▶ [EXERCISE TASK]
Gather up the lines that contain "xlabel".

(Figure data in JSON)
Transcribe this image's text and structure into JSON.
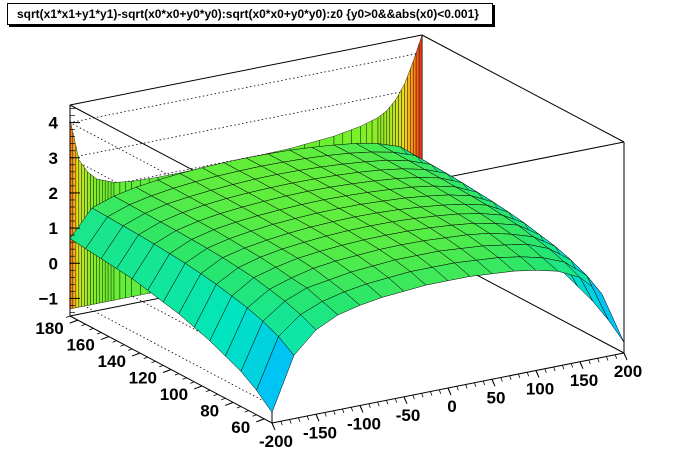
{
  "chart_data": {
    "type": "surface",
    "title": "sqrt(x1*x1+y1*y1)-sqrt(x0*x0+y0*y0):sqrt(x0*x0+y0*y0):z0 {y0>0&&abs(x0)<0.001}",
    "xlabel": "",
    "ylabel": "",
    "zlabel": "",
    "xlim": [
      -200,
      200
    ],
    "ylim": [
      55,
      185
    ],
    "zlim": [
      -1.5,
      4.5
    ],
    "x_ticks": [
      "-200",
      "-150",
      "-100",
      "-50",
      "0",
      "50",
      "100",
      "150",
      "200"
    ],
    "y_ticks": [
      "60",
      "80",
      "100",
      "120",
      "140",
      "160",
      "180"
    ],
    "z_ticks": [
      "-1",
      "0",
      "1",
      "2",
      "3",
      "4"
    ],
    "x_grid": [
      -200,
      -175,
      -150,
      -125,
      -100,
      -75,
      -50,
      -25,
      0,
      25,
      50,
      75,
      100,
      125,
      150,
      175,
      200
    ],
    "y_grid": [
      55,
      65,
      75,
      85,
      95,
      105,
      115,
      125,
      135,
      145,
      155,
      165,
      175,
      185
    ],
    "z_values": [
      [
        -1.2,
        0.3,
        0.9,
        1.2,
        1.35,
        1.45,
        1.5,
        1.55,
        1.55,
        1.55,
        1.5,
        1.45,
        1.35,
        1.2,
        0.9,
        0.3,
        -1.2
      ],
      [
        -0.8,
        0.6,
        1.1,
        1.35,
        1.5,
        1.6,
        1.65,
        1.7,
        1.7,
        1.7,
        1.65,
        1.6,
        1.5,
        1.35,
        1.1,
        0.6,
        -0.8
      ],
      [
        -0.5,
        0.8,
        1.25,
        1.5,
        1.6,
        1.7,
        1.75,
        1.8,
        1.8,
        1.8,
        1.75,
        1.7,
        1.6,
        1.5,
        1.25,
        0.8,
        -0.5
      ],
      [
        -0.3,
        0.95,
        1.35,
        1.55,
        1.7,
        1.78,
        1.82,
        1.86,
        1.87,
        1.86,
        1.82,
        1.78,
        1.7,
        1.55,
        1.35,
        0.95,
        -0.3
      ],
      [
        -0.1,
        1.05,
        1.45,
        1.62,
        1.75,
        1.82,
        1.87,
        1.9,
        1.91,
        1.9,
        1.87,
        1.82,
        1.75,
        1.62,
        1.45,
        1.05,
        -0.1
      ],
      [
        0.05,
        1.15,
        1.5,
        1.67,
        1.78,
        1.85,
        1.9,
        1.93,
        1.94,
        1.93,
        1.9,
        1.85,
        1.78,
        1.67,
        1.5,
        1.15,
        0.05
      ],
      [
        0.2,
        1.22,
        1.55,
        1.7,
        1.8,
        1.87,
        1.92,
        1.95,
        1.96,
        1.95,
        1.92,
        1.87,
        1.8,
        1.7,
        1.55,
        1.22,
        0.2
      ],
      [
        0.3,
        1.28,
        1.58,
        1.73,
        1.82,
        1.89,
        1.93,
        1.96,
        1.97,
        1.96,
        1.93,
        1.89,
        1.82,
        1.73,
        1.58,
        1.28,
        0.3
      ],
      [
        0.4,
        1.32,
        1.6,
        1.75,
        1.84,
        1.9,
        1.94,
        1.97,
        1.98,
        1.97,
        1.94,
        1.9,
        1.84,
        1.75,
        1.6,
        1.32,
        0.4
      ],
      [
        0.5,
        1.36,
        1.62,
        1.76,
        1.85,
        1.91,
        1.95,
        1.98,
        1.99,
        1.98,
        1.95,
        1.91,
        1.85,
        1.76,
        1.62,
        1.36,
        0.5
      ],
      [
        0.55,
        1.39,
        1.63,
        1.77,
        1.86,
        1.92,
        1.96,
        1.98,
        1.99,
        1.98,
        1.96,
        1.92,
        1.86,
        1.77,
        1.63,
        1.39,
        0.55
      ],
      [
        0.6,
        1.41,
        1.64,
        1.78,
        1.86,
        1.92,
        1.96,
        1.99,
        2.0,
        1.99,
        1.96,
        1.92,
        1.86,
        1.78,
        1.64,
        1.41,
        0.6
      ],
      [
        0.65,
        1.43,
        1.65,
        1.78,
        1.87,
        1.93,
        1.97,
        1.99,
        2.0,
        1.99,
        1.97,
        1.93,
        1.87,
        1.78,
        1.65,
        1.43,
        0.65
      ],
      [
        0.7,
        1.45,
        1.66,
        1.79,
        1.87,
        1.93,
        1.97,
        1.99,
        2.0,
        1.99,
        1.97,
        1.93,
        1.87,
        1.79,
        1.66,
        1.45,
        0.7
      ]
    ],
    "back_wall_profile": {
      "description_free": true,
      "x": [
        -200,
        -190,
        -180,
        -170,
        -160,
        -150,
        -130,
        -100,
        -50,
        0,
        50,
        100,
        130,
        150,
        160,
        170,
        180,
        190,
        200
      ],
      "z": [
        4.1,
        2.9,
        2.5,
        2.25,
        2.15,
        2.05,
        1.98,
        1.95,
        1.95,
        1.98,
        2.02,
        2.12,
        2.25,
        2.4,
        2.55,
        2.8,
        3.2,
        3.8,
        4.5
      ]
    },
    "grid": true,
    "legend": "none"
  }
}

---

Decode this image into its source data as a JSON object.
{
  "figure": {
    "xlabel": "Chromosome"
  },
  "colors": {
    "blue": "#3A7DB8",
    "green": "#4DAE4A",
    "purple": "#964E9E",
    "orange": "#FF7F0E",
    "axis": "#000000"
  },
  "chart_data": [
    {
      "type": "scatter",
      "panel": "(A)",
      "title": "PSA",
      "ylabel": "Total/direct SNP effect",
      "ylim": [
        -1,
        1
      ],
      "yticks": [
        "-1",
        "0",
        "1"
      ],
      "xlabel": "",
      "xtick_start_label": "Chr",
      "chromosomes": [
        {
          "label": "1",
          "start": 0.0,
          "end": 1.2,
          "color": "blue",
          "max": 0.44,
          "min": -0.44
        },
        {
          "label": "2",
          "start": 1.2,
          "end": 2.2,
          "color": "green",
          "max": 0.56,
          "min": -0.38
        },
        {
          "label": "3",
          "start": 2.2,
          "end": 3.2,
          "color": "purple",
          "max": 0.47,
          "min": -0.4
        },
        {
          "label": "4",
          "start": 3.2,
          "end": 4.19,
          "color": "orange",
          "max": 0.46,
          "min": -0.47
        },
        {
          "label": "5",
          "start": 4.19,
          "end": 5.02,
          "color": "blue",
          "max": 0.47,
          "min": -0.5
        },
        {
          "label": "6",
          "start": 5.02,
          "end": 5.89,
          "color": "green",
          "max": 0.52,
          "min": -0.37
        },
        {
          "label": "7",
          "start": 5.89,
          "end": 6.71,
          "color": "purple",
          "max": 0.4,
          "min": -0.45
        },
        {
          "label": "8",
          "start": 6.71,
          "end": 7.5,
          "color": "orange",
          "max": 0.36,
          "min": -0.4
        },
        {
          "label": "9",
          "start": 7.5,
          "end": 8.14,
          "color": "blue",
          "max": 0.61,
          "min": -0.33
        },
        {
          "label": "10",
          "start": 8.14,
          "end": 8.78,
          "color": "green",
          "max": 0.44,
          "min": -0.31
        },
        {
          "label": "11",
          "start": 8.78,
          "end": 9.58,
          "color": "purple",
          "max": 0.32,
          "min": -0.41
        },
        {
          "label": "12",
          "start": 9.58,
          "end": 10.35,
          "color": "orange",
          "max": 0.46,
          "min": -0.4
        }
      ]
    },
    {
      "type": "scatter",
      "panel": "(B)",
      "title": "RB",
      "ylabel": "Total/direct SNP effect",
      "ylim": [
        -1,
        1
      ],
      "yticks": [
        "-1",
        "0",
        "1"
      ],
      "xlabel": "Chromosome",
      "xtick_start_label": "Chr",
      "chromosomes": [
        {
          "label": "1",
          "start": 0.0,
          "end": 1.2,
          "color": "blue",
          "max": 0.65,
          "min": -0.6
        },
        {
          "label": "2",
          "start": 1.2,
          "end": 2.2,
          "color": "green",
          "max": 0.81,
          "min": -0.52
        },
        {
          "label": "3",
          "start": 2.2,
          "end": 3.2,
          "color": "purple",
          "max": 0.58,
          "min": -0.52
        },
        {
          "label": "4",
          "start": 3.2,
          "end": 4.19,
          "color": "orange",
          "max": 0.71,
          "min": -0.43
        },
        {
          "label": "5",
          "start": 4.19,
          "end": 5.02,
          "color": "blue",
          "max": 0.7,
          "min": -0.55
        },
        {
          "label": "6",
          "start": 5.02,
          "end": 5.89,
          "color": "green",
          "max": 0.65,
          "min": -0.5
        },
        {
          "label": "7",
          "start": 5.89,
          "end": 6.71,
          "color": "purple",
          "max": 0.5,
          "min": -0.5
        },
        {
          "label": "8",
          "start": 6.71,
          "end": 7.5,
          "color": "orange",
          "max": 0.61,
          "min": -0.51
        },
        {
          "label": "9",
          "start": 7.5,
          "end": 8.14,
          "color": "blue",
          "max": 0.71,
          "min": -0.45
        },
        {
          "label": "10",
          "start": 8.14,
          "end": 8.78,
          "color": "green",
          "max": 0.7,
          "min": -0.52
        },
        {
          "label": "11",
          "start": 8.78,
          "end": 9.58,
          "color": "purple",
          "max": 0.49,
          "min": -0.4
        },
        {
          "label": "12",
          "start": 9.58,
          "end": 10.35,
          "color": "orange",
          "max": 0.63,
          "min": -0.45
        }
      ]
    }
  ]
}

▶ [OUTPUT BELOW]
    "xlabel": "",
    "xlabel": "Chromosome"
      "xlabel": "",
      "xlabel": "Chromosome",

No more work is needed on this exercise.